What to produce:
Copy the listing from its first line through the line containing "- legend-label: 100GHz: [441, 728, 513, 750]", substituting "legend-item" for every "legend-label" and changing nothing else.

Layout dataset entries

▼

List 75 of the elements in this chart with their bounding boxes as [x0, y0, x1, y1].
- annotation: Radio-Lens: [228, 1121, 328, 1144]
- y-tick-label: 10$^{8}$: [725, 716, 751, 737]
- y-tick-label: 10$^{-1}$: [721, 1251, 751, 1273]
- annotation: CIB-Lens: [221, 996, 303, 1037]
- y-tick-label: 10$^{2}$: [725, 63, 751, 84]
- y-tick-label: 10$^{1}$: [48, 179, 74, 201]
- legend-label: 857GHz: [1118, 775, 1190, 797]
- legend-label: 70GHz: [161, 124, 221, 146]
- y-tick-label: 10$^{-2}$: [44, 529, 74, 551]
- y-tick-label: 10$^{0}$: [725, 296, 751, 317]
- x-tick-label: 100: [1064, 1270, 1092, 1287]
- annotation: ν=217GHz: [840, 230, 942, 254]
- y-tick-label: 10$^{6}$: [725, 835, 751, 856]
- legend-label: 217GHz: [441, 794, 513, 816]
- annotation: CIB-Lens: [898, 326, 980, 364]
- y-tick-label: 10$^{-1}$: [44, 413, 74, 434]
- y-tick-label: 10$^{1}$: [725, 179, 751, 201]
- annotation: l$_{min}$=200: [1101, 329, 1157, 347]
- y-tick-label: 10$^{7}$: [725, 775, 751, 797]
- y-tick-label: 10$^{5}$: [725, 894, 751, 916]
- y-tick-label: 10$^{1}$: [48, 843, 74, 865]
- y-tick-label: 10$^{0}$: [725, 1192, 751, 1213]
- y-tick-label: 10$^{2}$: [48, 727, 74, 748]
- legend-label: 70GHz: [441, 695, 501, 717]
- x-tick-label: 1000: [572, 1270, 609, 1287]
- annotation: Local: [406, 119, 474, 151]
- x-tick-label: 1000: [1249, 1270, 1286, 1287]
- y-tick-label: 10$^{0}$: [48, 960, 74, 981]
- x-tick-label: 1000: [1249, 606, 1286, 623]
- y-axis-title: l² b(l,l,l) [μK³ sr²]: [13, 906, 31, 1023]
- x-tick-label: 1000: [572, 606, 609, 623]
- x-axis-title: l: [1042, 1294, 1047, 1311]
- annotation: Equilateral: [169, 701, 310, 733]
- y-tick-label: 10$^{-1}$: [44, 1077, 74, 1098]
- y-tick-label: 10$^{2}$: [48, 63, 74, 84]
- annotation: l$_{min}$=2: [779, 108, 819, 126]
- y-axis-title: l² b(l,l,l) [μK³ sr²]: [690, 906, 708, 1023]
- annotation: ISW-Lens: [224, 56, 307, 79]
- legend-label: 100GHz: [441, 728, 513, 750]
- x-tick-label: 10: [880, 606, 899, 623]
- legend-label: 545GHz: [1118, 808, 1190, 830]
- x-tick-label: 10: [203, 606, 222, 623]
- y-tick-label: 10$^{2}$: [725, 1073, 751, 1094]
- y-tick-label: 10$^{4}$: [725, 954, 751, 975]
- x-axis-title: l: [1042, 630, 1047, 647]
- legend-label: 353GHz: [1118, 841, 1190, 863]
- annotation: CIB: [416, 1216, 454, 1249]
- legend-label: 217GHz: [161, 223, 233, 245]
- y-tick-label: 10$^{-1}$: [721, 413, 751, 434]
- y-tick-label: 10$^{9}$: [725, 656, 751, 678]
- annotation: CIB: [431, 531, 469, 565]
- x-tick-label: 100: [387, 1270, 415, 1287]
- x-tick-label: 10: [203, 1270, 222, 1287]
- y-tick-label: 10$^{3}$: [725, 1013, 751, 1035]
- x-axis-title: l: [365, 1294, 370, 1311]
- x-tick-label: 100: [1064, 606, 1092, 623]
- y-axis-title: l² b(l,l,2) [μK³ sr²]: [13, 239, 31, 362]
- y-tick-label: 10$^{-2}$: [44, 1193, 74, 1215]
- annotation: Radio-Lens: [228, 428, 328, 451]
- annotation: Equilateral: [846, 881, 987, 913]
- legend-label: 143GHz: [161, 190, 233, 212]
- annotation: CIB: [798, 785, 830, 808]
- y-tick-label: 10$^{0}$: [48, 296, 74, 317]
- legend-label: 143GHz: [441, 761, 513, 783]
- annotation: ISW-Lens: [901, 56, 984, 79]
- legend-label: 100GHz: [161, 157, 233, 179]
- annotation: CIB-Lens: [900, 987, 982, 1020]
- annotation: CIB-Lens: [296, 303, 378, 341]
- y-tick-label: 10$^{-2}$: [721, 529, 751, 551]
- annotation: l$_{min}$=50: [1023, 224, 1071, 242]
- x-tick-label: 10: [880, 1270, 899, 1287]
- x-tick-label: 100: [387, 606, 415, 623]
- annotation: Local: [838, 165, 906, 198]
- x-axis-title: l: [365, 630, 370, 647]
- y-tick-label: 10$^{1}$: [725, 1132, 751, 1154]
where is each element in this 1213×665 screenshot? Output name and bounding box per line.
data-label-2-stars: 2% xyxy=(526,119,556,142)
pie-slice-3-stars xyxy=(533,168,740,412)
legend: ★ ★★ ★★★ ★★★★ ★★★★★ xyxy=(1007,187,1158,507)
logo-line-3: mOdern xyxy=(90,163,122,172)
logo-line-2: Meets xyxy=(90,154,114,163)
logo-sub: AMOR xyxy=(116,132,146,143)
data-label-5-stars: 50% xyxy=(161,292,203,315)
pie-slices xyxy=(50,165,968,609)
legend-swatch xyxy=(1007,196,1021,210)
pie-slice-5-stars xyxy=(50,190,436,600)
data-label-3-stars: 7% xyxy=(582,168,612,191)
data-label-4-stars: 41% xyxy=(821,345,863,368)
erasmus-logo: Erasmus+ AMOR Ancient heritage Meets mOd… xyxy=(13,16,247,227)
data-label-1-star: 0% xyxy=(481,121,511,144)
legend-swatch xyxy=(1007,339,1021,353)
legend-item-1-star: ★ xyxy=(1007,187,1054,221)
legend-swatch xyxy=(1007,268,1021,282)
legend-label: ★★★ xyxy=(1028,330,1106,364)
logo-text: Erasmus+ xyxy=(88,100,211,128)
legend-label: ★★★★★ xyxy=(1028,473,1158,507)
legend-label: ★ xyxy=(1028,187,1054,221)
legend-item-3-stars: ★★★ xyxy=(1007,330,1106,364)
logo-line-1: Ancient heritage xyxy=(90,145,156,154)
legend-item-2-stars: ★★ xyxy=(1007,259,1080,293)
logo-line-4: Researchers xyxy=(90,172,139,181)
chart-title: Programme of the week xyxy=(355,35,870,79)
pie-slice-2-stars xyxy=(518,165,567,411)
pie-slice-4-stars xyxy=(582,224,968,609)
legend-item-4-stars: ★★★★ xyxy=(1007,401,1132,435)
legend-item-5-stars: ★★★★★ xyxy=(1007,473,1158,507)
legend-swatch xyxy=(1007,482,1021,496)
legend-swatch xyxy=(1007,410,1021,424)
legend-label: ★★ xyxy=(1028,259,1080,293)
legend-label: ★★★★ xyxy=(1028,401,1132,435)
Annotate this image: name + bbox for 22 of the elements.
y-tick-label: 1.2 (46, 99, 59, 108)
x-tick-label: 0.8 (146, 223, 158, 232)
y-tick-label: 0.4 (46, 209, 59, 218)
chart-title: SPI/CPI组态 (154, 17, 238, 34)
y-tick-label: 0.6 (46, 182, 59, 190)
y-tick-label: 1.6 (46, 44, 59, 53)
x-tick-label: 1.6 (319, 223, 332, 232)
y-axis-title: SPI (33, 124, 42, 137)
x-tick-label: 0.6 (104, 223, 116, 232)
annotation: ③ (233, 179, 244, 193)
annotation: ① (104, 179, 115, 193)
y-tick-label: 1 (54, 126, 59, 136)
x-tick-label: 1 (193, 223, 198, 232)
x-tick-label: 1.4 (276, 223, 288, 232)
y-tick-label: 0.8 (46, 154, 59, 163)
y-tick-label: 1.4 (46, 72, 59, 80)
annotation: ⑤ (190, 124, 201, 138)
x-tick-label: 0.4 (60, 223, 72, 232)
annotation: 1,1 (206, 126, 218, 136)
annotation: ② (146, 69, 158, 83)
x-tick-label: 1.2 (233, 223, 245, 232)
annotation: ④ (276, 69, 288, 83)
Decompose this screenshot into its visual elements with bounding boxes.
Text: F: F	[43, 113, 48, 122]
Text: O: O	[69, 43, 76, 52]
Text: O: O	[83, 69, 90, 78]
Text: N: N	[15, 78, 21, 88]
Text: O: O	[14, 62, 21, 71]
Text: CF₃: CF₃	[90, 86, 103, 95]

▲

Finished task:
List 75 of the elements in this chart with their bounding boxes as [x0, y0, x1, y1].
- annotation: Radio-Lens: [228, 1121, 328, 1144]
- y-tick-label: 10$^{8}$: [725, 716, 751, 737]
- y-tick-label: 10$^{-1}$: [721, 1251, 751, 1273]
- annotation: CIB-Lens: [221, 996, 303, 1037]
- y-tick-label: 10$^{2}$: [725, 63, 751, 84]
- y-tick-label: 10$^{1}$: [48, 179, 74, 201]
- legend-item: 857GHz: [1118, 775, 1190, 797]
- legend-item: 70GHz: [161, 124, 221, 146]
- y-tick-label: 10$^{-2}$: [44, 529, 74, 551]
- y-tick-label: 10$^{0}$: [725, 296, 751, 317]
- x-tick-label: 100: [1064, 1270, 1092, 1287]
- annotation: ν=217GHz: [840, 230, 942, 254]
- y-tick-label: 10$^{6}$: [725, 835, 751, 856]
- legend-item: 217GHz: [441, 794, 513, 816]
- annotation: CIB-Lens: [898, 326, 980, 364]
- y-tick-label: 10$^{-1}$: [44, 413, 74, 434]
- y-tick-label: 10$^{1}$: [725, 179, 751, 201]
- annotation: l$_{min}$=200: [1101, 329, 1157, 347]
- y-tick-label: 10$^{7}$: [725, 775, 751, 797]
- y-tick-label: 10$^{5}$: [725, 894, 751, 916]
- y-tick-label: 10$^{1}$: [48, 843, 74, 865]
- y-tick-label: 10$^{0}$: [725, 1192, 751, 1213]
- y-tick-label: 10$^{2}$: [48, 727, 74, 748]
- legend-item: 70GHz: [441, 695, 501, 717]
- x-tick-label: 1000: [572, 1270, 609, 1287]
- annotation: Local: [406, 119, 474, 151]
- x-tick-label: 1000: [1249, 1270, 1286, 1287]
- y-tick-label: 10$^{0}$: [48, 960, 74, 981]
- x-tick-label: 1000: [1249, 606, 1286, 623]
- y-axis-title: l² b(l,l,l) [μK³ sr²]: [13, 906, 31, 1023]
- x-tick-label: 1000: [572, 606, 609, 623]
- x-axis-title: l: [1042, 1294, 1047, 1311]
- annotation: Equilateral: [169, 701, 310, 733]
- y-tick-label: 10$^{-1}$: [44, 1077, 74, 1098]
- y-tick-label: 10$^{2}$: [48, 63, 74, 84]
- annotation: l$_{min}$=2: [779, 108, 819, 126]
- y-axis-title: l² b(l,l,l) [μK³ sr²]: [690, 906, 708, 1023]
- annotation: ISW-Lens: [224, 56, 307, 79]
- legend-item: 100GHz: [441, 728, 513, 750]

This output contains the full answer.